━━ The input ━━
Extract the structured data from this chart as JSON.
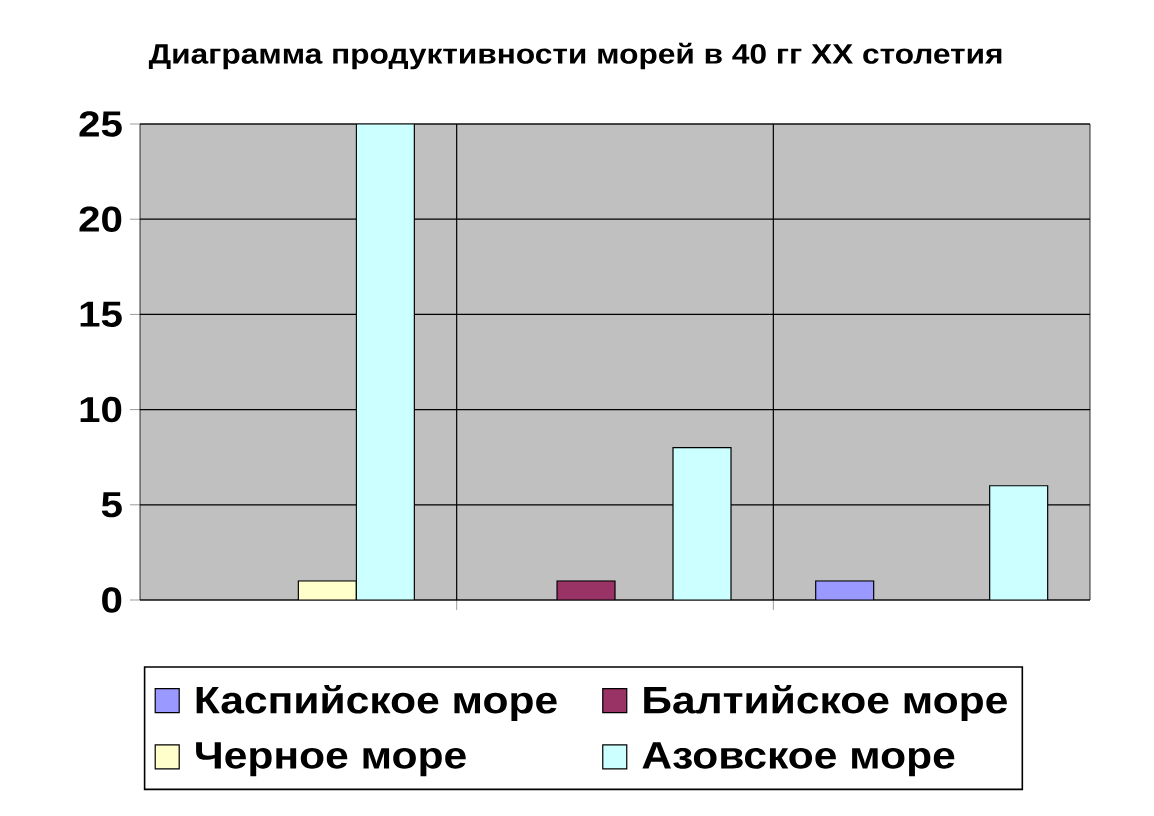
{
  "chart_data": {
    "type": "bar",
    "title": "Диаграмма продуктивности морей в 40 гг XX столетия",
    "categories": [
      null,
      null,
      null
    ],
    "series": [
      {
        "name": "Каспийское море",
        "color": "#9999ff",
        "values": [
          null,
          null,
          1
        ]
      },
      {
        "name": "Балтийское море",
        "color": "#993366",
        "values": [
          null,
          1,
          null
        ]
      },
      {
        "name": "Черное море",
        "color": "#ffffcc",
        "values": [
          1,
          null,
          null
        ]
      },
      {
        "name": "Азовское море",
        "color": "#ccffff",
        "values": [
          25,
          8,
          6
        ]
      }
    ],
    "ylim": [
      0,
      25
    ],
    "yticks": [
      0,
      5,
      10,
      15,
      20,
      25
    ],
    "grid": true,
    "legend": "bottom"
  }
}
━━━
━━ The input ━━
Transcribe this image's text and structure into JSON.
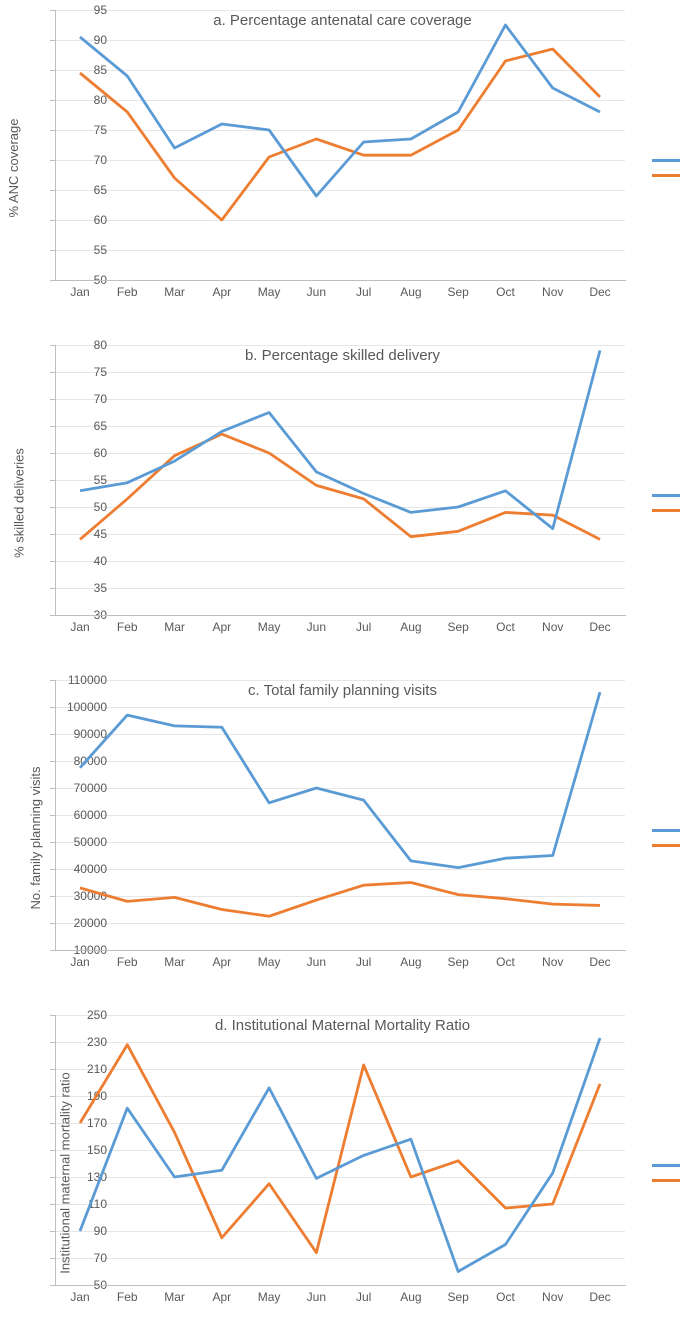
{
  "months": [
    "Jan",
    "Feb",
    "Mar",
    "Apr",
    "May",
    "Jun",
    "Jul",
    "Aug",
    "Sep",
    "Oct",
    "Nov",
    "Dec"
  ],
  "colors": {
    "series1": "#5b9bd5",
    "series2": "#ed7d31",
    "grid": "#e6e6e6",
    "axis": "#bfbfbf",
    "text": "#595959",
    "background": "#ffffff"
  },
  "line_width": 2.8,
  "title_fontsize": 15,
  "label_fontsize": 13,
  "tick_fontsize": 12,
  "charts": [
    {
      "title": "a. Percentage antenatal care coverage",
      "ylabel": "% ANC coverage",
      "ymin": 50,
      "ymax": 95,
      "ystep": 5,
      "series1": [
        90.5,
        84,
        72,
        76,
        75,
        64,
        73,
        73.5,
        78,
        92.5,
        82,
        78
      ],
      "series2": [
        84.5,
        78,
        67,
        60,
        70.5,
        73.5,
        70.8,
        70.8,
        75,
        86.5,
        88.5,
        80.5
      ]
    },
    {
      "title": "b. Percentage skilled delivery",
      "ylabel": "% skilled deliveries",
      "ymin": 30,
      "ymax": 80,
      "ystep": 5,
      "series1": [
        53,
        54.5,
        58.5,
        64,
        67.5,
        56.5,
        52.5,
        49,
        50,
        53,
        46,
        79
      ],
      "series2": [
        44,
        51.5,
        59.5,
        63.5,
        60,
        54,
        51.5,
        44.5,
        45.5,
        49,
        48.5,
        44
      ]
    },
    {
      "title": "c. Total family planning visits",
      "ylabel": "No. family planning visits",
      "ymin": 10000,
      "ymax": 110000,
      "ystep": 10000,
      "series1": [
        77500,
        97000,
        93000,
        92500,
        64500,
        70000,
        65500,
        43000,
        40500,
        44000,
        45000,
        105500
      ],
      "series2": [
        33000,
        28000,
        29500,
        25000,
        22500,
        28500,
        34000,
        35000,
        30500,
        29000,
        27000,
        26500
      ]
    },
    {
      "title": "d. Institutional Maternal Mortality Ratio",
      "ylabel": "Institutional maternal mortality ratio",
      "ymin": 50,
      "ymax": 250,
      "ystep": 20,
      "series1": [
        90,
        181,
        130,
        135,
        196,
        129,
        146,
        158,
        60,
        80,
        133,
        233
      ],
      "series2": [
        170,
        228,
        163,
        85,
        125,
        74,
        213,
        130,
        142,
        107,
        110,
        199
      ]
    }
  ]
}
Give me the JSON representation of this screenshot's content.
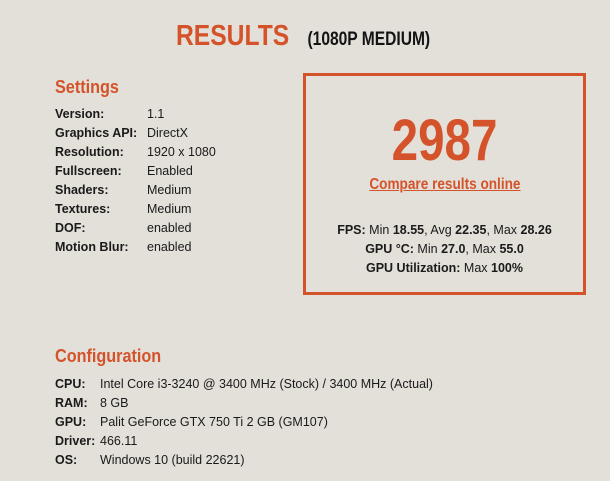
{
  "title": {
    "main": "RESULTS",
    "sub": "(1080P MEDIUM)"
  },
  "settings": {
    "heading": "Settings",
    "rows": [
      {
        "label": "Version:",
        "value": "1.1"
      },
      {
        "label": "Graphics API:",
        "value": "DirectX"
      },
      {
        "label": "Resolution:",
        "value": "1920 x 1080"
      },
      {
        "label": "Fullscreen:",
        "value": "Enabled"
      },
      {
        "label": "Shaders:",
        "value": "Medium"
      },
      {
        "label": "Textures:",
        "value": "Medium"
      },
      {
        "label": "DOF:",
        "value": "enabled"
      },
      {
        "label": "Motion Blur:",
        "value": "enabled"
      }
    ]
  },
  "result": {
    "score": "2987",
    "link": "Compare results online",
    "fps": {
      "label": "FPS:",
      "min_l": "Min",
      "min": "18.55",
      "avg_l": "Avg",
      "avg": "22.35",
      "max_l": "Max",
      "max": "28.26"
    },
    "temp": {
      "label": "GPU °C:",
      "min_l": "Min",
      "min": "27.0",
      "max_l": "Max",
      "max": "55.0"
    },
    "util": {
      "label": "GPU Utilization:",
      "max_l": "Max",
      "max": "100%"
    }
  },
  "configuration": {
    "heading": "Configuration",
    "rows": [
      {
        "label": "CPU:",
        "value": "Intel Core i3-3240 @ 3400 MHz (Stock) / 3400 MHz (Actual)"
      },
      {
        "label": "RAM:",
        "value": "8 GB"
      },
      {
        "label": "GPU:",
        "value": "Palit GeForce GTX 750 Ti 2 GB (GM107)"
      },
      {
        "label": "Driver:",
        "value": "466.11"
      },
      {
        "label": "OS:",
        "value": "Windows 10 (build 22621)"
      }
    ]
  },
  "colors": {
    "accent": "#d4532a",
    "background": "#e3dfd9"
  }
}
━━━
### [Written task]
Find the word "planning" in the entries above and gather every line that holds it.

### [Output of the task]
      "title": "c. Total family planning visits",
      "ylabel": "No. family planning visits",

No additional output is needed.